• DATA IN THIS EXERCISE:

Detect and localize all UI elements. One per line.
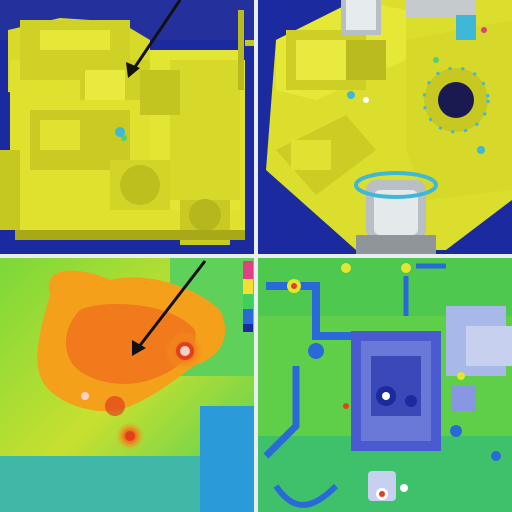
thermal-overlay-graphic <box>256 256 512 512</box>
arrow-pointer-icon <box>131 0 182 71</box>
horizontal-divider <box>0 254 512 258</box>
machine-top-right-graphic <box>256 0 512 256</box>
panel-machine-top-left <box>0 0 256 256</box>
arrow-pointer-icon <box>136 260 207 349</box>
panel-thermal-heatmap <box>0 256 256 512</box>
panel-thermal-overlay <box>256 256 512 512</box>
machine-top-left-graphic <box>0 0 256 256</box>
panel-machine-top-right <box>256 0 512 256</box>
thermal-heatmap-graphic <box>0 256 256 512</box>
colorbar-icon <box>243 261 253 332</box>
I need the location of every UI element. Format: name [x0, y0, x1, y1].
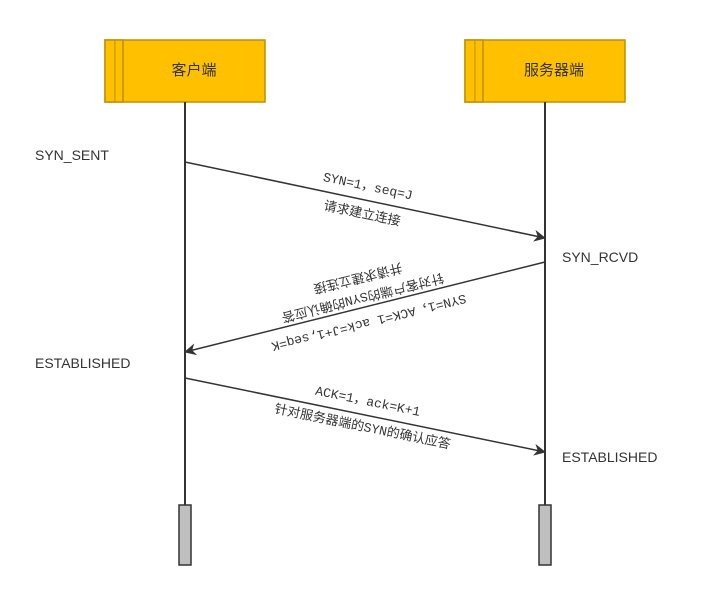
- state-syn_sent: SYN_SENT: [35, 147, 109, 163]
- activation-client: [179, 505, 191, 565]
- participant-server-label: 服务器端: [524, 62, 584, 79]
- state-syn_rcvd: SYN_RCVD: [562, 249, 638, 265]
- sequence-diagram: 客户端 服务器端 SYN_SENT SYN_RCVD ESTABLISHED ESTABL…: [0, 0, 707, 592]
- state-established_c: ESTABLISHED: [35, 355, 130, 371]
- participant-client-label: 客户端: [171, 62, 216, 79]
- participant-client: 客户端: [105, 40, 265, 102]
- activation-server: [539, 505, 551, 565]
- state-established_s: ESTABLISHED: [562, 449, 657, 465]
- participant-server: 服务器端: [465, 40, 625, 102]
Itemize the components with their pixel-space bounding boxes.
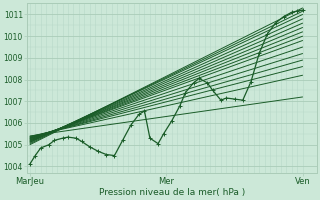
X-axis label: Pression niveau de la mer( hPa ): Pression niveau de la mer( hPa ) xyxy=(99,188,245,197)
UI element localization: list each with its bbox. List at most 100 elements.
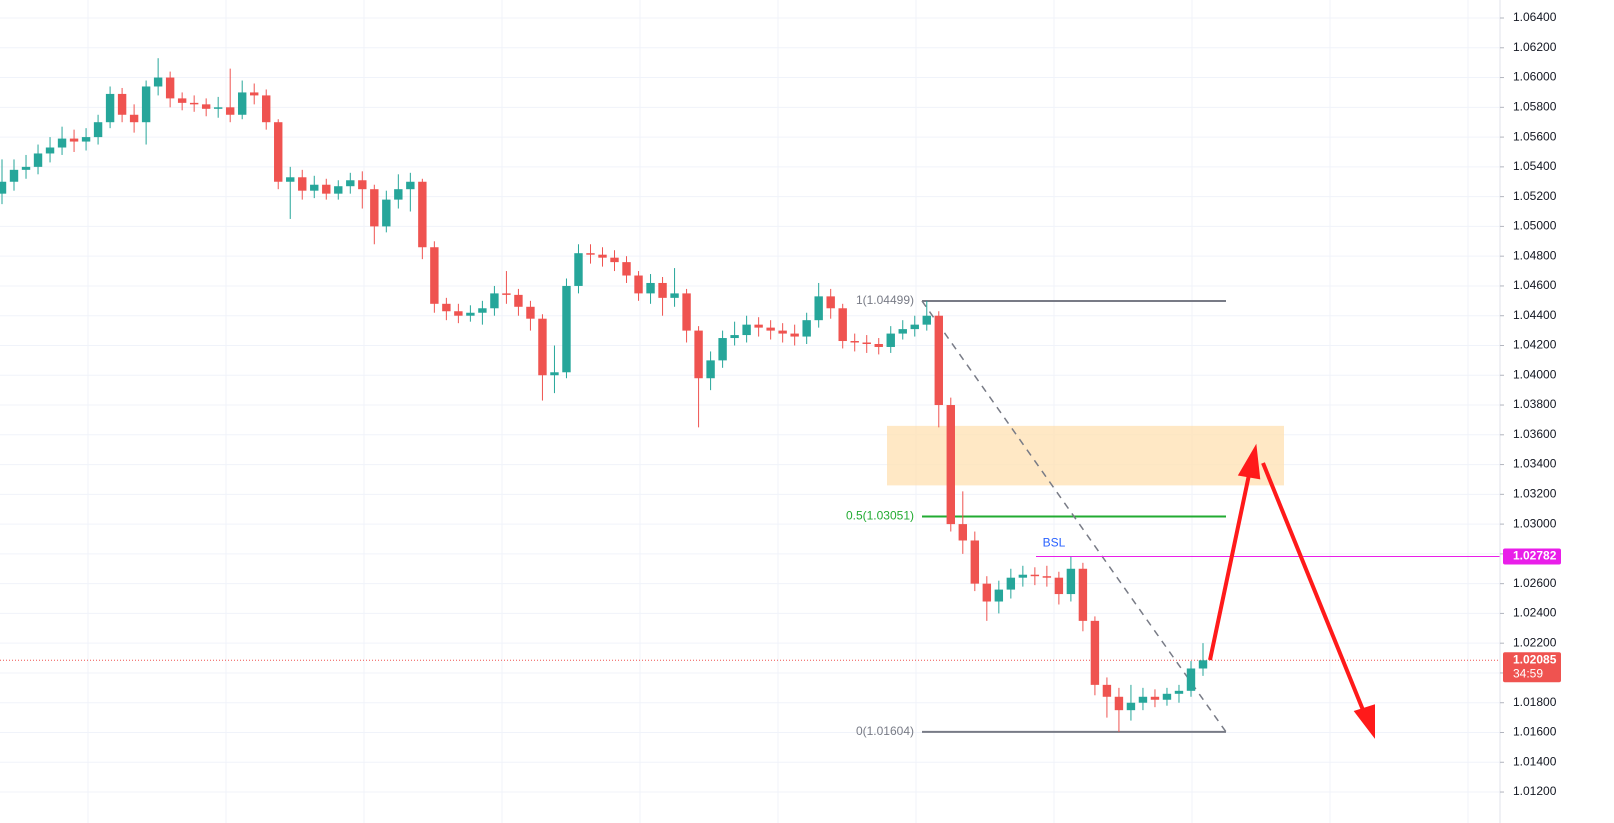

• TASK OBJECTIVE:
Please rewrite all the entries above as a single numbered list, one line per item, skipping blank lines. Leave the pictures out of your answer.

• COMPLETED TASK:
1. Detect and localize all UI elements. One per line.
2. thermal-overlay-graphic <box>256 256 512 512</box>
3. arrow-pointer-icon <box>131 0 182 71</box>
4. horizontal-divider <box>0 254 512 258</box>
5. machine-top-right-graphic <box>256 0 512 256</box>
6. panel-machine-top-left <box>0 0 256 256</box>
7. arrow-pointer-icon <box>136 260 207 349</box>
8. panel-thermal-heatmap <box>0 256 256 512</box>
9. panel-thermal-overlay <box>256 256 512 512</box>
10. machine-top-left-graphic <box>0 0 256 256</box>
11. panel-machine-top-right <box>256 0 512 256</box>
12. thermal-heatmap-graphic <box>0 256 256 512</box>
13. colorbar-icon <box>243 261 253 332</box>
14. I need the location of every UI element. Format: name [x0, y0, x1, y1].
15. - state-syn_sent: SYN_SENT: [35, 147, 109, 163]
16. - activation-client: [179, 505, 191, 565]
17. - participant-server-label: 服务器端: [524, 62, 584, 79]
18. - state-syn_rcvd: SYN_RCVD: [562, 249, 638, 265]
19. - sequence-diagram: 客户端 服务器端 SYN_SENT SYN_RCVD ESTABLISHED ESTABL…: [0, 0, 707, 592]
20. - state-established_c: ESTABLISHED: [35, 355, 130, 371]
21. - participant-client-label: 客户端: [171, 62, 216, 79]
22. - participant-client: 客户端: [105, 40, 265, 102]
23. - activation-server: [539, 505, 551, 565]
24. - state-established_s: ESTABLISHED: [562, 449, 657, 465]
25. - participant-server: 服务器端: [465, 40, 625, 102]
26. Itemize the components with their pixel-space bounding boxes.
27. X-axis label: Pression niveau de la mer( hPa ): Pression niveau de la mer( hPa ) xyxy=(99,188,245,197)
28. UI element localization: list each with its bbox. List at most 100 elements.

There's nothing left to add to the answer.